═════ SOURCE EXTRACT ═════

Children who use Quechua less almost certainly have different representations of suffixes and word forms than children who use relatively more Quechua. Children who use Quechua less do not unilaterally represent words in an unanalyzed form. Rather, for these children with less experience, the suffixes may simply not be as concrete, parsed away from the original inflected form, as they are for children who use Quechua more. This analysis suggests that the structure of the lexicon, and connections between items within it, varies as a function of language exposure, specifically language production. As such, this conclusion supports previous work that established how the structure of the lexicon differs as a function of language experience (e.g. vocabulary size) in monolingual children (Edwards, Beckman, & Munson 2004, Storkel 2002).
Note that these results do not suggest, or demonstrate, protracted morphological productivity in any of the participants. All of the children, regardless of language exposure or use, were capable of completing the morphological extension task. Thus the task results showed, as was assumed, that all of the children were morphologically productive Quechua speakers. The results do, however, suggest something more fine-grained: bilingual children who use less Quechua may be morphologically productive and capable of generalizing affixes to novel lexical environments while simultaneously leaving some morphologically complex forms unanalyzed. Redundant, conflicting representations of this form, at multiple levels in the grammar, are anticipated in models that assume that linguistic categories, and thus grammars, are constructed on the basis of perceptual and articulatory experience (Hayes 1999, Pierrehumbert 2003, Steriade 1997). Thus, even Spanish-dominant bilingual children could have abstract morpheme categories, though the morpheme categories would not necessarily be as abstract and parseable from the root as those of children who use relatively more Quechua.
Implications for language change.
Finding that children’s morphological analysis is correlated with their language use and exposure also has implications for historical language change. It is well known that morphosyntactic change can occur as affixes undergo phonetic reduction and fuse to roots during running speech. Change can then occur as speakers (and learners) subsequently fail to analyze the internal structure of complex words. Some have proposed that this change can occur during first language acquisition (Roberts & Roussou 1999, van Gelderen 2004; see Cournane 2017, 2019 for recent arguments). But this assumption of the role of children in language change continues to be the subject of some debate, with some authors arguing that the similarities between language diachrony and ontogeny merely reflect shared cognitive biases between adults and children (Bybee & Slobin 1982, Diessel 2011).
The current study is consistent with the idea that morphological reanalysis could occur during first language acquisition. However, contrary to the viewpoints of children as innovators of language change at other levels of language like syntax or semantics, the current analysis does not maintain (but also does not rule out) that change occurs because child language learners receive insufficient input. Nor does this analysis suggest that change occurs because child learners regularize variable input or overgeneralize from the data they are given (Hudson Kam & Newport 2009, Kerswill & Williams 2000). Instead, particular language-learning environments—such as bilingual environments—could facilitate different levels of morphological analysis (Meakins & Wigglesworth 2013). This graded reanalysis, dependent on the learner’s exposure and experience, could lead to change over time (Cournane 2017, Gathercole & Thomas 2009, O’Shannessy 2012). The idea of gradient morphological analysis is fairly consistent with recent research on morphological productivity in adults which has demonstrated that affix productivity depends upon speaker experience—like the frequency ratio of an affix to a stem (Hay 2003, Plag & Baayen 2009).

═════

Return, word for word, the part of the passage on Quechua morphology that opens with the words containing "Finding that children’s" and closes with "1982, Diessel 2011).". The listing that follows the passage on Quechua morphology is not used in this exercise.

═════ GIVEN ENTRIES ═════

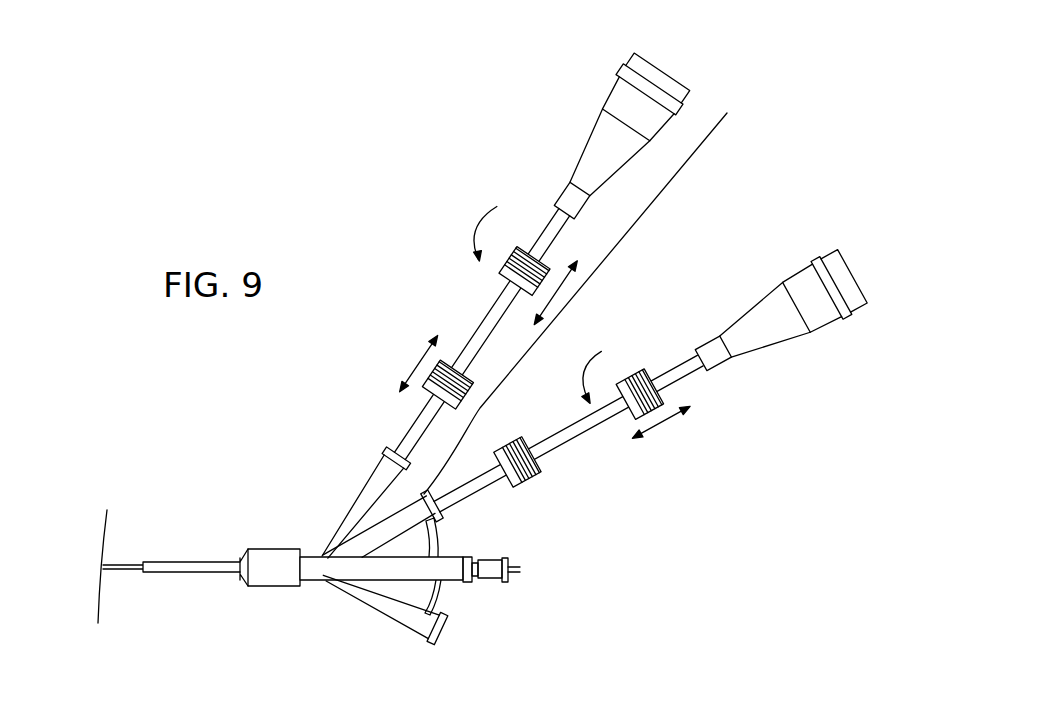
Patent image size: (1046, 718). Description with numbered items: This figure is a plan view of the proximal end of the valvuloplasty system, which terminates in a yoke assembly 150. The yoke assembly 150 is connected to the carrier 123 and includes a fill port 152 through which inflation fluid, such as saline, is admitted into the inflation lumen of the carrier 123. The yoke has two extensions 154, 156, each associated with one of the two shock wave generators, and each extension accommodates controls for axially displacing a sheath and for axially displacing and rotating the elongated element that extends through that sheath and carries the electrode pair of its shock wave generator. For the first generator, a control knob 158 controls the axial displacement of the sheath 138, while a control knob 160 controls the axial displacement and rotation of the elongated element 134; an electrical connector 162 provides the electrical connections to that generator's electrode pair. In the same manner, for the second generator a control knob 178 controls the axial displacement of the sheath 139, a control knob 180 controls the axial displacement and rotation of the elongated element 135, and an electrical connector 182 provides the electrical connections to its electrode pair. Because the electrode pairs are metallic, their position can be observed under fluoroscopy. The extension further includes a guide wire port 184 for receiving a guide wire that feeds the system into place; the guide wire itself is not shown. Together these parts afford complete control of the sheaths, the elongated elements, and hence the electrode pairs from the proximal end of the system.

The carrier 123 is at (186, 560).
The elongated element 134 is at (487, 322).
The elongated element 135 is at (570, 427).
The sheath 138 is at (406, 433).
The sheath 139 is at (497, 487).
The yoke assembly 150 is at (297, 484).
The fill port 152 is at (365, 602).
The extension 154 is at (375, 462).
The extension 156 is at (440, 527).
The control knob 158 is at (473, 370).
The control knob 160 is at (516, 245).
The electrical connector 162 is at (588, 130).
The control knob 178 is at (543, 463).
The control knob 180 is at (667, 395).
The electrical connector 182 is at (767, 295).
The guide wire port 184 is at (492, 580).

═════

WRITTEN RESPONSE:
Finding that children’s morphological analysis is correlated with their language use and exposure also has implications for historical language change. It is well known that morphosyntactic change can occur as affixes undergo phonetic reduction and fuse to roots during running speech. Change can then occur as speakers (and learners) subsequently fail to analyze the internal structure of complex words. Some have proposed that this change can occur during first language acquisition (Roberts & Roussou 1999, van Gelderen 2004; see Cournane 2017, 2019 for recent arguments). But this assumption of the role of children in language change continues to be the subject of some debate, with some authors arguing that the similarities between language diachrony and ontogeny merely reflect shared cognitive biases between adults and children (Bybee & Slobin 1982, Diessel 2011).